Count how many lines of the material below have the word "областной" and give only the number.

....................

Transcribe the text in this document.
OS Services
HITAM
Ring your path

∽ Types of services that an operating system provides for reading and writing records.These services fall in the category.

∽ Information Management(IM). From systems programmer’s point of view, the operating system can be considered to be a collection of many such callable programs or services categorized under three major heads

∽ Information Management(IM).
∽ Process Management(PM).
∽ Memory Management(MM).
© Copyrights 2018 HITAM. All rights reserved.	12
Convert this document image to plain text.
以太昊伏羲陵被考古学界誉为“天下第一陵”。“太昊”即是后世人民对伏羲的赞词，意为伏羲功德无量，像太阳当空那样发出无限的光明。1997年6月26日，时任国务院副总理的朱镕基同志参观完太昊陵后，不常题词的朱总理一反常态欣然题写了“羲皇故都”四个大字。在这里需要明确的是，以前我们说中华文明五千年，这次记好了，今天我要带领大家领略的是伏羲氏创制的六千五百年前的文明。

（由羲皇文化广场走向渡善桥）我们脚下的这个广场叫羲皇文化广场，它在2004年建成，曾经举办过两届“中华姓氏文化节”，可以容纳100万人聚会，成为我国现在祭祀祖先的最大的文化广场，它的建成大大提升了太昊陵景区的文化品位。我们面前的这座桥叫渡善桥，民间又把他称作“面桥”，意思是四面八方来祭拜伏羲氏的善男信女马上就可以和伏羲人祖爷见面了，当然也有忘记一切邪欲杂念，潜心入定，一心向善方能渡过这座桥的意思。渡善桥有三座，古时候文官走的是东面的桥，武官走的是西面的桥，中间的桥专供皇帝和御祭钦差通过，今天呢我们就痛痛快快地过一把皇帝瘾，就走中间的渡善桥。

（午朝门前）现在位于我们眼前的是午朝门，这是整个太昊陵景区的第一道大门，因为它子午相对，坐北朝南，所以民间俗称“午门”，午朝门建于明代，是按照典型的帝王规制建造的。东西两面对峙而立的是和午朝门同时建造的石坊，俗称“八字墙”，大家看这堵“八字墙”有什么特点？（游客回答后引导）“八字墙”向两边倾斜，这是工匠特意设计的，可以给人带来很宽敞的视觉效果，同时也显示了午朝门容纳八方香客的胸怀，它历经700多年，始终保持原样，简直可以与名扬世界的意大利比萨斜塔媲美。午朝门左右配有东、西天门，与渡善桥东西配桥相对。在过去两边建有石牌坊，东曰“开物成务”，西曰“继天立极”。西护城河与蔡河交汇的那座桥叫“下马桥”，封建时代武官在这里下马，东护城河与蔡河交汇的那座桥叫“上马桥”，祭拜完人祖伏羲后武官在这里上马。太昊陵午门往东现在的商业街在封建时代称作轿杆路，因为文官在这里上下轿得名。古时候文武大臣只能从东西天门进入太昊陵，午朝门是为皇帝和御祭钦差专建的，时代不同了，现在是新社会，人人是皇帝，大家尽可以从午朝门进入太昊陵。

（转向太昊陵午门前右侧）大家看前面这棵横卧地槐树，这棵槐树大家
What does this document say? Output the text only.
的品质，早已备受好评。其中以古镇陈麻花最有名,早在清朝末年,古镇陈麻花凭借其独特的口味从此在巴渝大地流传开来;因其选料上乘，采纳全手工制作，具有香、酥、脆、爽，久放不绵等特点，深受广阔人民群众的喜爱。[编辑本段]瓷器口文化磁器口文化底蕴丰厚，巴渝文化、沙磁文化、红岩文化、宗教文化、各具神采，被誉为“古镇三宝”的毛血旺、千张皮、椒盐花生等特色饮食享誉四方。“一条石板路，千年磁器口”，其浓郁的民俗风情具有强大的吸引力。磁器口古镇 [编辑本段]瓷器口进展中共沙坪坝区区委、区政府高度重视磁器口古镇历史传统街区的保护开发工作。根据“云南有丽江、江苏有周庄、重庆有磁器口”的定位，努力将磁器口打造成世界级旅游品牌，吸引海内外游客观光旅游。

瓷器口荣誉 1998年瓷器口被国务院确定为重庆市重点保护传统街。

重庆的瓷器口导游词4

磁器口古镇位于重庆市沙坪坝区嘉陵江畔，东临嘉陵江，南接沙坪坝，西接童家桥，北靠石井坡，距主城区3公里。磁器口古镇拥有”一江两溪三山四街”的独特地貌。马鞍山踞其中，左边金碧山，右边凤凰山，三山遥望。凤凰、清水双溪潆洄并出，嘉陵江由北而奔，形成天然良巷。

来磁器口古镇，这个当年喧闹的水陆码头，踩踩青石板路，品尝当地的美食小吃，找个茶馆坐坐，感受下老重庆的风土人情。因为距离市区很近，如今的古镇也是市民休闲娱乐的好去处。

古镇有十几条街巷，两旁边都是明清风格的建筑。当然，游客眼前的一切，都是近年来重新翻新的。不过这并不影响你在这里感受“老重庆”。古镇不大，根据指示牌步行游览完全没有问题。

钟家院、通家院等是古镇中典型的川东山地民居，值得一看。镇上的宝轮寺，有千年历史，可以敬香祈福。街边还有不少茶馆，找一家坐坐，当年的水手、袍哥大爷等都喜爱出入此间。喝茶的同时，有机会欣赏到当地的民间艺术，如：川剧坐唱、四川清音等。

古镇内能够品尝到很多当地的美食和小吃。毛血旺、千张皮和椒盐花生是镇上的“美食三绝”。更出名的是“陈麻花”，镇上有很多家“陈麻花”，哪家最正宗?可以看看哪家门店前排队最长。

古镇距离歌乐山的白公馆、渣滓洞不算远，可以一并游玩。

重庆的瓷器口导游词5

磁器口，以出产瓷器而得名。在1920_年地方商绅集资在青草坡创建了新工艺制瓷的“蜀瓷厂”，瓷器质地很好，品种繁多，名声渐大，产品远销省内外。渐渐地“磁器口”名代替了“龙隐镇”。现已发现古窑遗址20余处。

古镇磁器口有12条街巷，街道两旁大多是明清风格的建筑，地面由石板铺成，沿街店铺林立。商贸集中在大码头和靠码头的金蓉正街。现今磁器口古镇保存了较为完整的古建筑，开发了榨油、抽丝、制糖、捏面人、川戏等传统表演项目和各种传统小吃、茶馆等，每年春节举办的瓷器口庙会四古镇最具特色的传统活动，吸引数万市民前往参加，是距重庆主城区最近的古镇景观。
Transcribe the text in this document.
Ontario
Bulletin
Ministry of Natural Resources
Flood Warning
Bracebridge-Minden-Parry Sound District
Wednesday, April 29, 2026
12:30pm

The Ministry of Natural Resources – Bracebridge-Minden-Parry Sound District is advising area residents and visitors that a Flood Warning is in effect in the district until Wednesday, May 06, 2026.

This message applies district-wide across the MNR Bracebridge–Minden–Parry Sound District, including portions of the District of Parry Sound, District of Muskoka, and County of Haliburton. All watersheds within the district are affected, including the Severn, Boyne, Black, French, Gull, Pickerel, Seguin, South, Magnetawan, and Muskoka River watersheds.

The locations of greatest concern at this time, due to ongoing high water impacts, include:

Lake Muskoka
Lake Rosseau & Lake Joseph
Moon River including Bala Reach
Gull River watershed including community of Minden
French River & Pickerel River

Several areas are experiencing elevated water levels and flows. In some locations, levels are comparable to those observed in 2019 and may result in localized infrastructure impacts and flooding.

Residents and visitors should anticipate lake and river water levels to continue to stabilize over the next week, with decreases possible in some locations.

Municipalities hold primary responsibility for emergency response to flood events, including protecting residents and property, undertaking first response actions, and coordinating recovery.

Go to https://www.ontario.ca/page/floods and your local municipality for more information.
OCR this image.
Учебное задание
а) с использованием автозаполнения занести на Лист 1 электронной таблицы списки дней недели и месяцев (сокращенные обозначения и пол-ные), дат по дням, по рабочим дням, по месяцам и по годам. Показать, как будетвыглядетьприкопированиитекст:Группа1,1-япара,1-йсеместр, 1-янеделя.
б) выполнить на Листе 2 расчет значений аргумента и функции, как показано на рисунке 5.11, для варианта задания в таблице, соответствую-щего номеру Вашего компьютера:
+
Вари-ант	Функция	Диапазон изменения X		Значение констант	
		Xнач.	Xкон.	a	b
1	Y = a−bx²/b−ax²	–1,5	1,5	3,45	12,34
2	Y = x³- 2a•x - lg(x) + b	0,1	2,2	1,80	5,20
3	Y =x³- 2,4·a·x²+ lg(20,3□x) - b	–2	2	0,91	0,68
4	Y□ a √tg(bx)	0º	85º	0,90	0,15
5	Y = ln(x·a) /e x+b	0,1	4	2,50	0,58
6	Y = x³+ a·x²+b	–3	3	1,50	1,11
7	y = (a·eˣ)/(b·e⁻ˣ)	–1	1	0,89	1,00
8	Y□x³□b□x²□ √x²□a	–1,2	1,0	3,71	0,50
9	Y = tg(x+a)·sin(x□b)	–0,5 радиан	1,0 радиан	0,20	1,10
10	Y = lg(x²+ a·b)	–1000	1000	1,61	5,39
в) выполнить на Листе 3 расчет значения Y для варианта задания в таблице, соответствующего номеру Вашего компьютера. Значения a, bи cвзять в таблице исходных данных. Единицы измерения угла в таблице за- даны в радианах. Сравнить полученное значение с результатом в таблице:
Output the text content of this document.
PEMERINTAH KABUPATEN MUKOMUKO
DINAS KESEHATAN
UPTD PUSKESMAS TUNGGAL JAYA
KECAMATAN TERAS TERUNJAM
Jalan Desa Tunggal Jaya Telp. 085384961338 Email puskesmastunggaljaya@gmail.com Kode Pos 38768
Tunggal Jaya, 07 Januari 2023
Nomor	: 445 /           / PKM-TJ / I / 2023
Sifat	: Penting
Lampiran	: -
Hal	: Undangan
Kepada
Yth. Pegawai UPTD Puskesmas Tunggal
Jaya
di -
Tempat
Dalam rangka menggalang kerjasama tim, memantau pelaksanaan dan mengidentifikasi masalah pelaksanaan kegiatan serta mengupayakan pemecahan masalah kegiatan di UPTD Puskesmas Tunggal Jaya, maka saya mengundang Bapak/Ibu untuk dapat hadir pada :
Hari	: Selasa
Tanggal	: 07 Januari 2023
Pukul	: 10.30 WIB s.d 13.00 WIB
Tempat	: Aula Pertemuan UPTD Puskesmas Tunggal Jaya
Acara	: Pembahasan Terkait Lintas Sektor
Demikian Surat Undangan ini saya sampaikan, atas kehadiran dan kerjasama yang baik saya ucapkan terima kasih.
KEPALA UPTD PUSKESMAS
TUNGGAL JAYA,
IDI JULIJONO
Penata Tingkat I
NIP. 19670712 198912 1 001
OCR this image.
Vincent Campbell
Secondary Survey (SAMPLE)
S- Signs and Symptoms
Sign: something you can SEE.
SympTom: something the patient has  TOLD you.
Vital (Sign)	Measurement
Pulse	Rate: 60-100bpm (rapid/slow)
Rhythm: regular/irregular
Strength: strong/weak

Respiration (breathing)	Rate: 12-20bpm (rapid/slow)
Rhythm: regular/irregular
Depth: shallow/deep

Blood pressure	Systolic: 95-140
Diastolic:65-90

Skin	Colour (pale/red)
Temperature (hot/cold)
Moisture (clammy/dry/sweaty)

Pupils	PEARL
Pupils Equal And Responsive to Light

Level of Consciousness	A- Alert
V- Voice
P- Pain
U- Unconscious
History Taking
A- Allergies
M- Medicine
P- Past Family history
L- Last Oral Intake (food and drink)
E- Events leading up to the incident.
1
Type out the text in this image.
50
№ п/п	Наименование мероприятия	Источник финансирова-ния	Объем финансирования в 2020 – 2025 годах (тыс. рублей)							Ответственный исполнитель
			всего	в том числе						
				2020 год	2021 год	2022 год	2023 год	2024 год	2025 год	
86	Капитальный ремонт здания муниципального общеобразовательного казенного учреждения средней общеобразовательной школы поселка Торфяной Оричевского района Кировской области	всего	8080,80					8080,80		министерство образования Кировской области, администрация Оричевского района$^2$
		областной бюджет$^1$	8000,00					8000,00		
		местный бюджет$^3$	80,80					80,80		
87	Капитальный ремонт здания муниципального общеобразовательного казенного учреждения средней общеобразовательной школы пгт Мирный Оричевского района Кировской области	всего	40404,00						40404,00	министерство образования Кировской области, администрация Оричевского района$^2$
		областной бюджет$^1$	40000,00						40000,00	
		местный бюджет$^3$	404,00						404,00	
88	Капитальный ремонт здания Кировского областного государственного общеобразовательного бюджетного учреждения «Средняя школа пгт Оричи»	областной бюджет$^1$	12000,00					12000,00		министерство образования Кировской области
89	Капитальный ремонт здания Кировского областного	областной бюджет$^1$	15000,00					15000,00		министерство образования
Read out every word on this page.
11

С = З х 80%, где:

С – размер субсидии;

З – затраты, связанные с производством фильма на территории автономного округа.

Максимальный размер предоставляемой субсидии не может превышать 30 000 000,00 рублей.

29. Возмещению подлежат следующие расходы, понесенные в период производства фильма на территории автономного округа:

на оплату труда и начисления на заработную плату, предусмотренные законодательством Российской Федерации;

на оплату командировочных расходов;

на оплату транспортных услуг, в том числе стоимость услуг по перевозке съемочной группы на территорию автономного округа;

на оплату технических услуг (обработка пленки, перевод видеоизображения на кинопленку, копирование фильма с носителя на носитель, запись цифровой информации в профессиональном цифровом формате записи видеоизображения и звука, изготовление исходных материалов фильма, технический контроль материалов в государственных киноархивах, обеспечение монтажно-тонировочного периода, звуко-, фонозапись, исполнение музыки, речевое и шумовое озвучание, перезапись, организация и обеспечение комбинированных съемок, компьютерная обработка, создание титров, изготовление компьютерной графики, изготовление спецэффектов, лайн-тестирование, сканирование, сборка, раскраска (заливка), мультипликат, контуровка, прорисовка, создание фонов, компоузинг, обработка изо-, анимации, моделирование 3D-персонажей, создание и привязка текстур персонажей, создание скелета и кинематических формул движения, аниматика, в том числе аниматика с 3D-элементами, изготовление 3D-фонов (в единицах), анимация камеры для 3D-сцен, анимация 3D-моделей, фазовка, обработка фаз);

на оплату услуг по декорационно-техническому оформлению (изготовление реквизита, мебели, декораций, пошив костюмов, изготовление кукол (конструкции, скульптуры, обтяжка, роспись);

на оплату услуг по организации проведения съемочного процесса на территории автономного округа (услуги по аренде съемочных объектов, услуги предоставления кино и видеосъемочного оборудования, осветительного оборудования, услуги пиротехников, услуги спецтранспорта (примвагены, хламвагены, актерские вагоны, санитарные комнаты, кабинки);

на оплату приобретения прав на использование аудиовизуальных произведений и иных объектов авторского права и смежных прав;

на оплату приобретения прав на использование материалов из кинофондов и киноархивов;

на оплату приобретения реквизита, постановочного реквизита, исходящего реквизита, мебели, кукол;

....................

◆ Result of this exercise ◆
4